▶ **Stored rows**
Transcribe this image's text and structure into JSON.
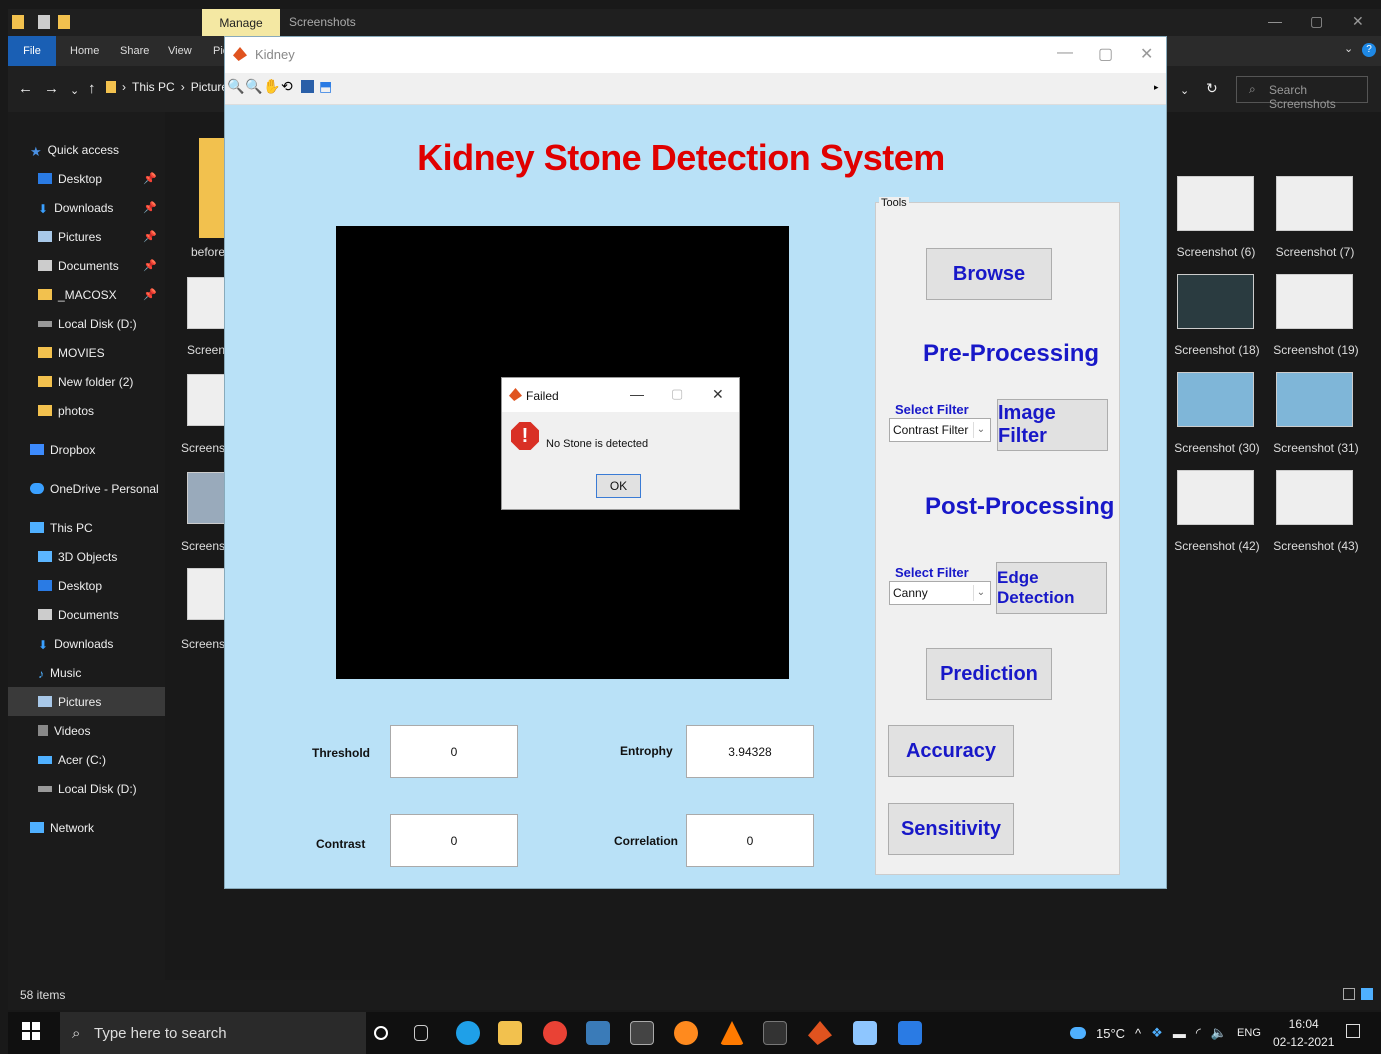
{
  "explorer": {
    "manage_tab": "Manage",
    "window_title": "Screenshots",
    "ribbon_tabs": [
      "File",
      "Home",
      "Share",
      "View",
      "Pic"
    ],
    "breadcrumb": [
      "This PC",
      "Pictures"
    ],
    "search_placeholder": "Search Screenshots",
    "status": "58 items"
  },
  "sidebar": {
    "items": [
      {
        "label": "Quick access",
        "icon": "star-icon"
      },
      {
        "label": "Desktop",
        "icon": "desktop-icon"
      },
      {
        "label": "Downloads",
        "icon": "download-icon"
      },
      {
        "label": "Pictures",
        "icon": "pictures-icon"
      },
      {
        "label": "Documents",
        "icon": "documents-icon"
      },
      {
        "label": "_MACOSX",
        "icon": "folder-icon"
      },
      {
        "label": "Local Disk (D:)",
        "icon": "drive-icon"
      },
      {
        "label": "MOVIES",
        "icon": "folder-icon"
      },
      {
        "label": "New folder (2)",
        "icon": "folder-icon"
      },
      {
        "label": "photos",
        "icon": "folder-icon"
      },
      {
        "label": "Dropbox",
        "icon": "dropbox-icon"
      },
      {
        "label": "OneDrive - Personal",
        "icon": "cloud-icon"
      },
      {
        "label": "This PC",
        "icon": "pc-icon"
      },
      {
        "label": "3D Objects",
        "icon": "cube-icon"
      },
      {
        "label": "Desktop",
        "icon": "desktop-icon"
      },
      {
        "label": "Documents",
        "icon": "documents-icon"
      },
      {
        "label": "Downloads",
        "icon": "download-icon"
      },
      {
        "label": "Music",
        "icon": "music-icon"
      },
      {
        "label": "Pictures",
        "icon": "pictures-icon"
      },
      {
        "label": "Videos",
        "icon": "video-icon"
      },
      {
        "label": "Acer (C:)",
        "icon": "drive-icon"
      },
      {
        "label": "Local Disk (D:)",
        "icon": "drive-icon"
      },
      {
        "label": "Network",
        "icon": "network-icon"
      }
    ]
  },
  "files": {
    "left_partial": [
      "before",
      "Screen",
      "Screens",
      "Screens",
      "Screens"
    ],
    "right": [
      "Screenshot (6)",
      "Screenshot (7)",
      "Screenshot (18)",
      "Screenshot (19)",
      "Screenshot (30)",
      "Screenshot (31)",
      "Screenshot (42)",
      "Screenshot (43)"
    ]
  },
  "taskbar": {
    "search_placeholder": "Type here to search",
    "temperature": "15°C",
    "language": "ENG",
    "time": "16:04",
    "date": "02-12-2021"
  },
  "kidney": {
    "window_title": "Kidney",
    "app_title": "Kidney Stone Detection System",
    "tools_legend": "Tools",
    "browse": "Browse",
    "pre_processing": "Pre-Processing",
    "select_filter": "Select Filter",
    "image_filter_value": "Contrast Filter",
    "image_filter_button": "Image Filter",
    "post_processing": "Post-Processing",
    "edge_filter_value": "Canny",
    "edge_detection_button": "Edge Detection",
    "prediction": "Prediction",
    "accuracy": "Accuracy",
    "sensitivity": "Sensitivity",
    "metrics": {
      "threshold_label": "Threshold",
      "threshold_value": "0",
      "entropy_label": "Entrophy",
      "entropy_value": "3.94328",
      "contrast_label": "Contrast",
      "contrast_value": "0",
      "correlation_label": "Correlation",
      "correlation_value": "0"
    }
  },
  "dialog": {
    "title": "Failed",
    "message": "No Stone is detected",
    "ok": "OK"
  }
}
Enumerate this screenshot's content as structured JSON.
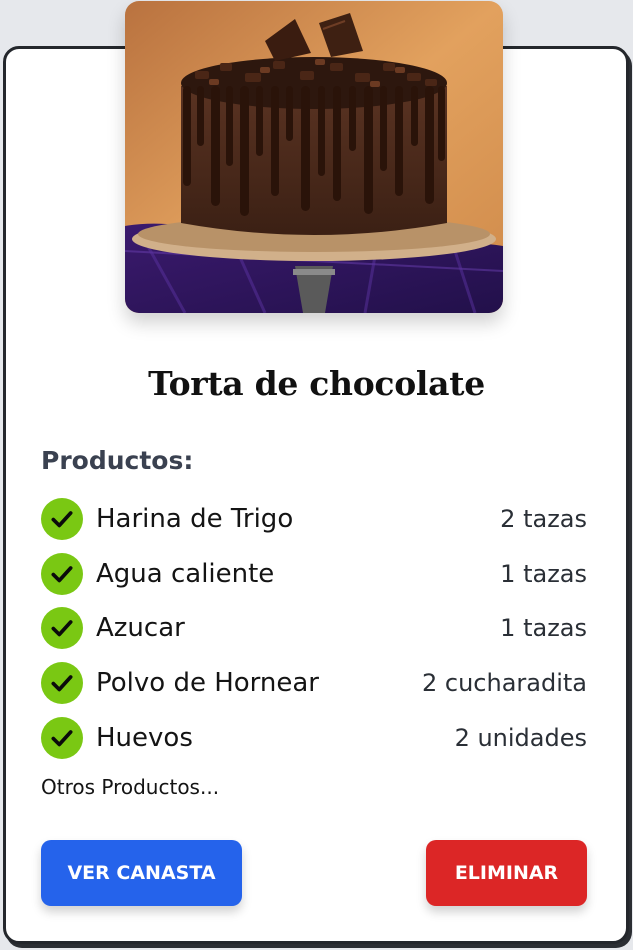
{
  "recipe": {
    "title": "Torta de chocolate",
    "image_alt": "chocolate-drip-cake-photo"
  },
  "products": {
    "label": "Productos:",
    "items": [
      {
        "name": "Harina de Trigo",
        "qty": "2 tazas"
      },
      {
        "name": "Agua caliente",
        "qty": "1 tazas"
      },
      {
        "name": "Azucar",
        "qty": "1 tazas"
      },
      {
        "name": "Polvo de Hornear",
        "qty": "2 cucharadita"
      },
      {
        "name": "Huevos",
        "qty": "2 unidades"
      }
    ],
    "more": "Otros Productos..."
  },
  "actions": {
    "basket_label": "VER CANASTA",
    "delete_label": "ELIMINAR"
  },
  "colors": {
    "check": "#7ac813",
    "primary": "#2563eb",
    "danger": "#dc2626"
  },
  "icons": {
    "check": "check-icon"
  }
}
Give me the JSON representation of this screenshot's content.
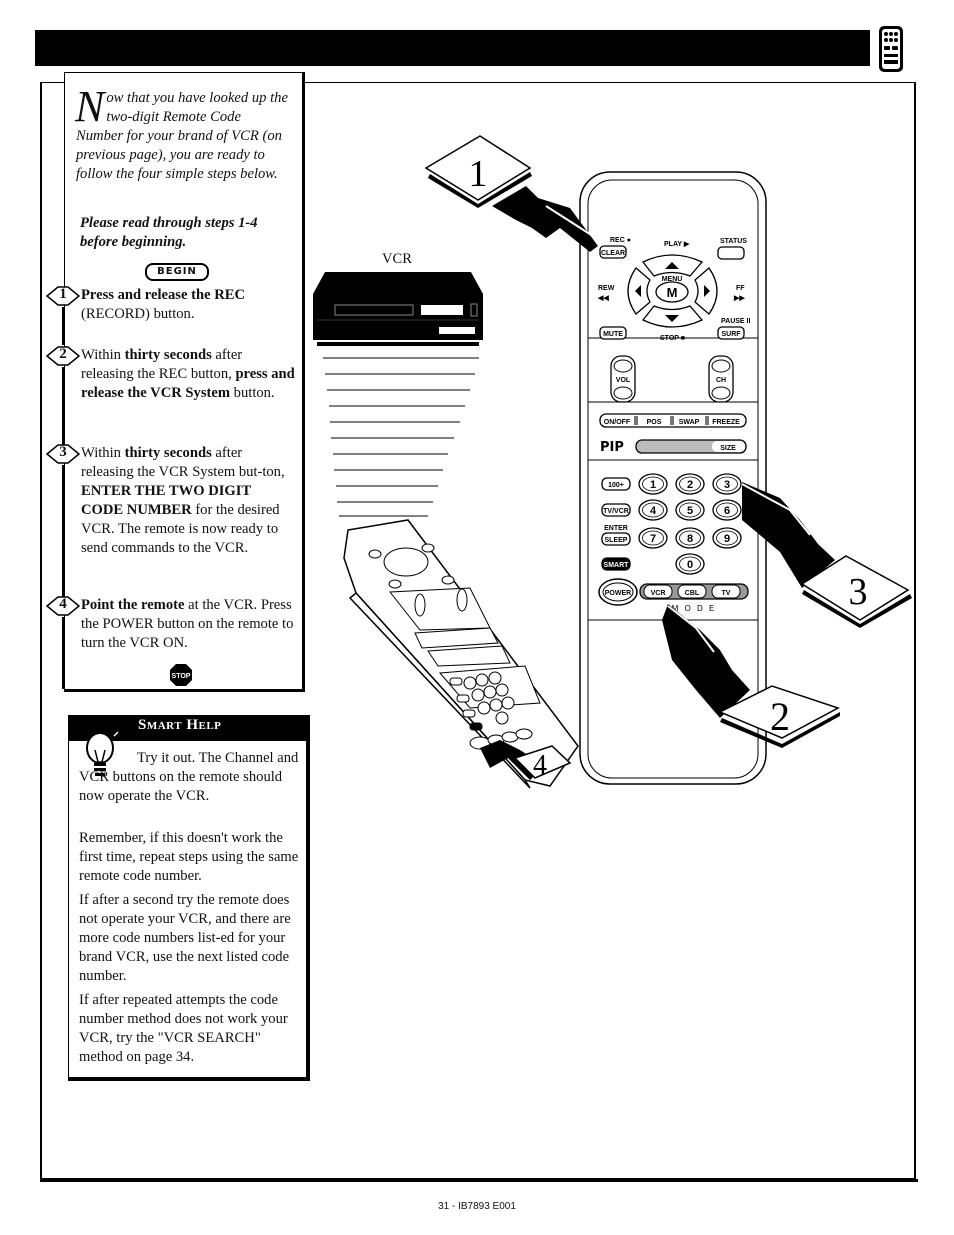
{
  "page": {
    "footer": "31 - IB7893 E001",
    "header_icon": "remote-control-icon"
  },
  "intro": {
    "dropcap": "N",
    "text": "ow that you have looked up the two-digit Remote Code Number for your brand of VCR (on previous page), you are ready to follow the four simple steps below.",
    "note": "Please read through steps 1-4 before beginning.",
    "begin_label": "BEGIN"
  },
  "steps": [
    {
      "number": "1",
      "parts": [
        {
          "bold": true,
          "text": "Press and release the REC"
        },
        {
          "bold": false,
          "text": " (RECORD) button."
        }
      ]
    },
    {
      "number": "2",
      "parts": [
        {
          "bold": false,
          "text": "Within "
        },
        {
          "bold": true,
          "text": "thirty seconds"
        },
        {
          "bold": false,
          "text": " after releasing the REC button, "
        },
        {
          "bold": true,
          "text": "press and release the VCR System"
        },
        {
          "bold": false,
          "text": " button."
        }
      ]
    },
    {
      "number": "3",
      "parts": [
        {
          "bold": false,
          "text": "Within "
        },
        {
          "bold": true,
          "text": "thirty seconds"
        },
        {
          "bold": false,
          "text": " after releasing the VCR System but-ton, "
        },
        {
          "bold": true,
          "text": "ENTER THE TWO DIGIT CODE NUMBER"
        },
        {
          "bold": false,
          "text": " for the desired VCR. The remote is now ready to send commands to the VCR."
        }
      ]
    },
    {
      "number": "4",
      "parts": [
        {
          "bold": true,
          "text": "Point the remote"
        },
        {
          "bold": false,
          "text": " at the VCR. Press the POWER button on the remote to turn the VCR ON."
        }
      ]
    }
  ],
  "stop_label": "STOP",
  "smart_help": {
    "title": "Smart Help",
    "paragraphs": [
      "Try it out. The Channel and VCR buttons on the remote should now operate the VCR.",
      "Remember, if this doesn't work the first time, repeat steps using the same remote code number.",
      "If after a second try the remote does not operate your VCR, and there are more code numbers list-ed for your brand VCR, use the next listed code number.",
      "If after repeated attempts the code number method does not work your VCR, try the \"VCR SEARCH\" method on page 34."
    ]
  },
  "illustration": {
    "vcr_label": "VCR",
    "callouts": [
      "1",
      "2",
      "3",
      "4"
    ],
    "remote": {
      "rec_label": "REC ●",
      "clear_label": "CLEAR",
      "play_label": "PLAY ▶",
      "status_label": "STATUS",
      "menu_label": "MENU",
      "m_label": "M",
      "rew_label": "REW",
      "rew_glyph": "◀◀",
      "ff_label": "FF",
      "ff_glyph": "▶▶",
      "pause_label": "PAUSE II",
      "mute_label": "MUTE",
      "stop_label": "STOP ■",
      "surf_label": "SURF",
      "vol_label": "VOL",
      "ch_label": "CH",
      "pip_buttons": [
        "ON/OFF",
        "POS",
        "SWAP",
        "FREEZE"
      ],
      "pip_label": "PIP",
      "size_label": "SIZE",
      "side_buttons": [
        "100+",
        "TV/VCR",
        "SLEEP",
        "SMART"
      ],
      "enter_label": "ENTER",
      "digits": [
        "1",
        "2",
        "3",
        "4",
        "5",
        "6",
        "7",
        "8",
        "9",
        "0"
      ],
      "power_label": "POWER",
      "mode_buttons": [
        "VCR",
        "CBL",
        "TV"
      ],
      "mode_label": "M O D E"
    }
  }
}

▶ **Objective**
Leave out the pictures and print each record exactly as it stands.

▶ **Written solution**
Transcribe this image's text and structure into JSON.
{
  "explorer": {
    "manage_tab": "Manage",
    "window_title": "Screenshots",
    "ribbon_tabs": [
      "File",
      "Home",
      "Share",
      "View",
      "Pic"
    ],
    "breadcrumb": [
      "This PC",
      "Pictures"
    ],
    "search_placeholder": "Search Screenshots",
    "status": "58 items"
  },
  "sidebar": {
    "items": [
      {
        "label": "Quick access",
        "icon": "star-icon"
      },
      {
        "label": "Desktop",
        "icon": "desktop-icon"
      },
      {
        "label": "Downloads",
        "icon": "download-icon"
      },
      {
        "label": "Pictures",
        "icon": "pictures-icon"
      },
      {
        "label": "Documents",
        "icon": "documents-icon"
      },
      {
        "label": "_MACOSX",
        "icon": "folder-icon"
      },
      {
        "label": "Local Disk (D:)",
        "icon": "drive-icon"
      },
      {
        "label": "MOVIES",
        "icon": "folder-icon"
      },
      {
        "label": "New folder (2)",
        "icon": "folder-icon"
      },
      {
        "label": "photos",
        "icon": "folder-icon"
      },
      {
        "label": "Dropbox",
        "icon": "dropbox-icon"
      },
      {
        "label": "OneDrive - Personal",
        "icon": "cloud-icon"
      },
      {
        "label": "This PC",
        "icon": "pc-icon"
      },
      {
        "label": "3D Objects",
        "icon": "cube-icon"
      },
      {
        "label": "Desktop",
        "icon": "desktop-icon"
      },
      {
        "label": "Documents",
        "icon": "documents-icon"
      },
      {
        "label": "Downloads",
        "icon": "download-icon"
      },
      {
        "label": "Music",
        "icon": "music-icon"
      },
      {
        "label": "Pictures",
        "icon": "pictures-icon"
      },
      {
        "label": "Videos",
        "icon": "video-icon"
      },
      {
        "label": "Acer (C:)",
        "icon": "drive-icon"
      },
      {
        "label": "Local Disk (D:)",
        "icon": "drive-icon"
      },
      {
        "label": "Network",
        "icon": "network-icon"
      }
    ]
  },
  "files": {
    "left_partial": [
      "before",
      "Screen",
      "Screens",
      "Screens",
      "Screens"
    ],
    "right": [
      "Screenshot (6)",
      "Screenshot (7)",
      "Screenshot (18)",
      "Screenshot (19)",
      "Screenshot (30)",
      "Screenshot (31)",
      "Screenshot (42)",
      "Screenshot (43)"
    ]
  },
  "taskbar": {
    "search_placeholder": "Type here to search",
    "temperature": "15°C",
    "language": "ENG",
    "time": "16:04",
    "date": "02-12-2021"
  },
  "kidney": {
    "window_title": "Kidney",
    "app_title": "Kidney Stone Detection System",
    "tools_legend": "Tools",
    "browse": "Browse",
    "pre_processing": "Pre-Processing",
    "select_filter": "Select Filter",
    "image_filter_value": "Contrast Filter",
    "image_filter_button": "Image Filter",
    "post_processing": "Post-Processing",
    "edge_filter_value": "Canny",
    "edge_detection_button": "Edge Detection",
    "prediction": "Prediction",
    "accuracy": "Accuracy",
    "sensitivity": "Sensitivity",
    "metrics": {
      "threshold_label": "Threshold",
      "threshold_value": "0",
      "entropy_label": "Entrophy",
      "entropy_value": "3.94328",
      "contrast_label": "Contrast",
      "contrast_value": "0",
      "correlation_label": "Correlation",
      "correlation_value": "0"
    }
  },
  "dialog": {
    "title": "Failed",
    "message": "No Stone is detected",
    "ok": "OK"
  }
}
Enumerate this screenshot's content as structured JSON.
{
  "recipe": {
    "title": "Torta de chocolate",
    "image_alt": "chocolate-drip-cake-photo"
  },
  "products": {
    "label": "Productos:",
    "items": [
      {
        "name": "Harina de Trigo",
        "qty": "2 tazas"
      },
      {
        "name": "Agua caliente",
        "qty": "1 tazas"
      },
      {
        "name": "Azucar",
        "qty": "1 tazas"
      },
      {
        "name": "Polvo de Hornear",
        "qty": "2 cucharadita"
      },
      {
        "name": "Huevos",
        "qty": "2 unidades"
      }
    ],
    "more": "Otros Productos..."
  },
  "actions": {
    "basket_label": "VER CANASTA",
    "delete_label": "ELIMINAR"
  },
  "colors": {
    "check": "#7ac813",
    "primary": "#2563eb",
    "danger": "#dc2626"
  },
  "icons": {
    "check": "check-icon"
  }
}
Give me the JSON representation of this screenshot's content.
{
  "page": {
    "footer": "31 - IB7893 E001",
    "header_icon": "remote-control-icon"
  },
  "intro": {
    "dropcap": "N",
    "text": "ow that you have looked up the two-digit Remote Code Number for your brand of VCR (on previous page), you are ready to follow the four simple steps below.",
    "note": "Please read through steps 1-4 before beginning.",
    "begin_label": "BEGIN"
  },
  "steps": [
    {
      "number": "1",
      "parts": [
        {
          "bold": true,
          "text": "Press and release the REC"
        },
        {
          "bold": false,
          "text": " (RECORD) button."
        }
      ]
    },
    {
      "number": "2",
      "parts": [
        {
          "bold": false,
          "text": "Within "
        },
        {
          "bold": true,
          "text": "thirty seconds"
        },
        {
          "bold": false,
          "text": " after releasing the REC button, "
        },
        {
          "bold": true,
          "text": "press and release the VCR System"
        },
        {
          "bold": false,
          "text": " button."
        }
      ]
    },
    {
      "number": "3",
      "parts": [
        {
          "bold": false,
          "text": "Within "
        },
        {
          "bold": true,
          "text": "thirty seconds"
        },
        {
          "bold": false,
          "text": " after releasing the VCR System but-ton, "
        },
        {
          "bold": true,
          "text": "ENTER THE TWO DIGIT CODE NUMBER"
        },
        {
          "bold": false,
          "text": " for the desired VCR. The remote is now ready to send commands to the VCR."
        }
      ]
    },
    {
      "number": "4",
      "parts": [
        {
          "bold": true,
          "text": "Point the remote"
        },
        {
          "bold": false,
          "text": " at the VCR. Press the POWER button on the remote to turn the VCR ON."
        }
      ]
    }
  ],
  "stop_label": "STOP",
  "smart_help": {
    "title": "Smart Help",
    "paragraphs": [
      "Try it out. The Channel and VCR buttons on the remote should now operate the VCR.",
      "Remember, if this doesn't work the first time, repeat steps using the same remote code number.",
      "If after a second try the remote does not operate your VCR, and there are more code numbers list-ed for your brand VCR, use the next listed code number.",
      "If after repeated attempts the code number method does not work your VCR, try the \"VCR SEARCH\" method on page 34."
    ]
  },
  "illustration": {
    "vcr_label": "VCR",
    "callouts": [
      "1",
      "2",
      "3",
      "4"
    ],
    "remote": {
      "rec_label": "REC ●",
      "clear_label": "CLEAR",
      "play_label": "PLAY ▶",
      "status_label": "STATUS",
      "menu_label": "MENU",
      "m_label": "M",
      "rew_label": "REW",
      "rew_glyph": "◀◀",
      "ff_label": "FF",
      "ff_glyph": "▶▶",
      "pause_label": "PAUSE II",
      "mute_label": "MUTE",
      "stop_label": "STOP ■",
      "surf_label": "SURF",
      "vol_label": "VOL",
      "ch_label": "CH",
      "pip_buttons": [
        "ON/OFF",
        "POS",
        "SWAP",
        "FREEZE"
      ],
      "pip_label": "PIP",
      "size_label": "SIZE",
      "side_buttons": [
        "100+",
        "TV/VCR",
        "SLEEP",
        "SMART"
      ],
      "enter_label": "ENTER",
      "digits": [
        "1",
        "2",
        "3",
        "4",
        "5",
        "6",
        "7",
        "8",
        "9",
        "0"
      ],
      "power_label": "POWER",
      "mode_buttons": [
        "VCR",
        "CBL",
        "TV"
      ],
      "mode_label": "M O D E"
    }
  }
}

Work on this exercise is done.